<<<<
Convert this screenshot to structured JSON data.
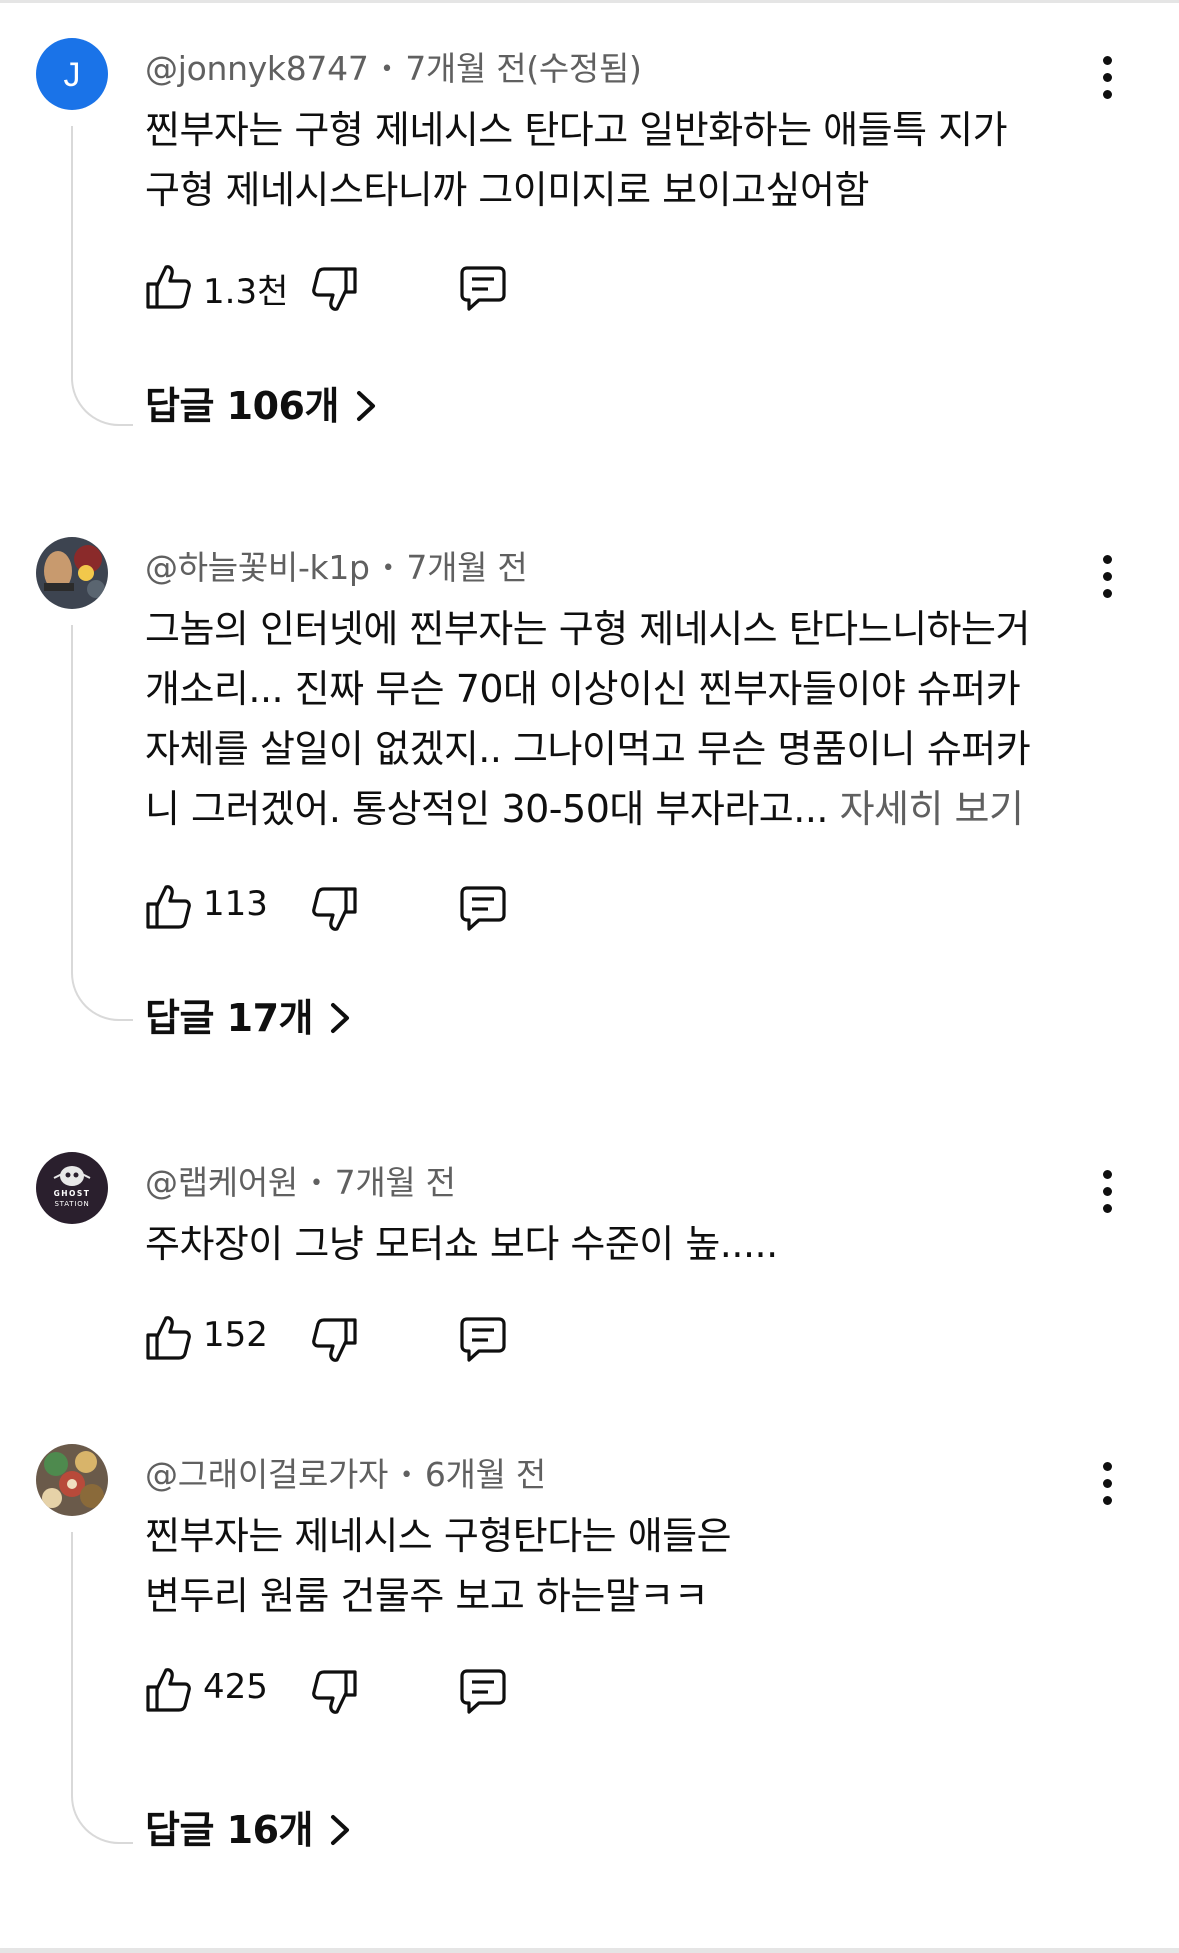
{
  "comments": [
    {
      "author": "@jonnyk8747",
      "time": "7개월 전(수정됨)",
      "avatar_letter": "J",
      "avatar_color": "#1a73e8",
      "text_lines": [
        "찐부자는 구형 제네시스 탄다고 일반화하는 애들특 지가",
        "구형 제네시스타니까 그이미지로 보이고싶어함"
      ],
      "likes": "1.3천",
      "replies": "답글 106개"
    },
    {
      "author": "@하늘꽃비-k1p",
      "time": "7개월 전",
      "text_lines": [
        "그놈의 인터넷에 찐부자는 구형 제네시스 탄다느니하는거",
        "개소리... 진짜 무슨 70대 이상이신 찐부자들이야 슈퍼카",
        "자체를 살일이 없겠지.. 그나이먹고 무슨 명품이니 슈퍼카",
        "니 그러겠어. 통상적인 30-50대 부자라고..."
      ],
      "more": "자세히 보기",
      "likes": "113",
      "replies": "답글 17개"
    },
    {
      "author": "@랩케어원",
      "time": "7개월 전",
      "avatar_text": [
        "GHOST",
        "STATION"
      ],
      "text_lines": [
        "주차장이 그냥 모터쇼 보다 수준이 높....."
      ],
      "likes": "152"
    },
    {
      "author": "@그래이걸로가자",
      "time": "6개월 전",
      "text_lines": [
        "찐부자는 제네시스 구형탄다는 애들은",
        "변두리 원룸 건물주 보고 하는말ㅋㅋ"
      ],
      "likes": "425",
      "replies": "답글 16개"
    }
  ],
  "icons": {
    "like": "thumbs-up-icon",
    "dislike": "thumbs-down-icon",
    "reply": "comment-icon",
    "more": "more-vertical-icon",
    "chevron": "chevron-right-icon"
  }
}
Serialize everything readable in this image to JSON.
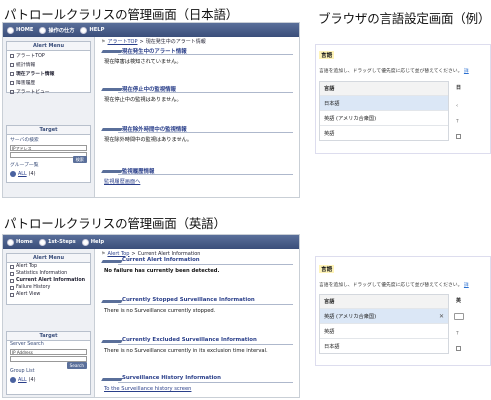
{
  "captions": {
    "ja_admin": "パトロールクラリスの管理画面（日本語）",
    "browser_settings": "ブラウザの言語設定画面（例）",
    "en_admin": "パトロールクラリスの管理画面（英語）"
  },
  "ja_admin": {
    "topbar": [
      "HOME",
      "操作の仕方",
      "HELP"
    ],
    "sidebar": {
      "menu_title": "Alert Menu",
      "items": [
        "アラートTOP",
        "統計情報",
        "現在アラート情報",
        "障害履歴",
        "アラートビュー"
      ],
      "target_title": "Target",
      "server_label": "サーバの検索",
      "select_value": "IPアドレス",
      "search_button": "検索",
      "group_label": "グループ一覧",
      "group_link": "ALL",
      "group_count": "(4)"
    },
    "breadcrumb": {
      "link": "アラートTOP",
      "current": "現在発生中のアラート情報"
    },
    "sections": [
      {
        "title": "現在発生中のアラート情報",
        "body": "現在障害は検知されていません。"
      },
      {
        "title": "現在停止中の監視情報",
        "body": "現在停止中の監視はありません。"
      },
      {
        "title": "現在除外時間中の監視情報",
        "body": "現在除外時間中の監視はありません。"
      },
      {
        "title": "監視履歴情報",
        "body": "監視履歴画面へ"
      }
    ]
  },
  "en_admin": {
    "topbar": [
      "Home",
      "1st-Steps",
      "Help"
    ],
    "sidebar": {
      "menu_title": "Alert Menu",
      "items": [
        "Alert Top",
        "Statistics Information",
        "Current Alert Information",
        "Failure History",
        "Alert View"
      ],
      "target_title": "Target",
      "server_label": "Server Search",
      "select_value": "IP Address",
      "search_button": "Search",
      "group_label": "Group List",
      "group_link": "ALL",
      "group_count": "(4)"
    },
    "breadcrumb": {
      "link": "Alert Top",
      "current": "Current Alert Information"
    },
    "sections": [
      {
        "title": "Current Alert Information",
        "body": "No failure has currently been detected."
      },
      {
        "title": "Currently Stopped Surveillance Information",
        "body": "There is no Surveillance currently stopped."
      },
      {
        "title": "Currently Excluded Surveillance Information",
        "body": "There is no Surveillance currently in its exclusion time interval."
      },
      {
        "title": "Surveillance History Information",
        "body": "To the Surveillance history screen"
      }
    ]
  },
  "browser_ja": {
    "title": "言語",
    "description": "言語を追加し、ドラッグして優先度に応じて並び替えてください。",
    "description_link": "詳",
    "table_header": "言語",
    "side_header": "日",
    "rows": [
      "日本語",
      "英語 (アメリカ合衆国)",
      "英語"
    ]
  },
  "browser_en": {
    "title": "言語",
    "description": "言語を追加し、ドラッグして優先度に応じて並び替えてください。",
    "description_link": "詳",
    "table_header": "言語",
    "side_header": "英",
    "rows": [
      "英語 (アメリカ合衆国)",
      "英語",
      "日本語"
    ]
  }
}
>>>>
State the number of lines holding the word "Information" in the listing. Add nothing else.

▸ **EXERCISE ANSWER**: 7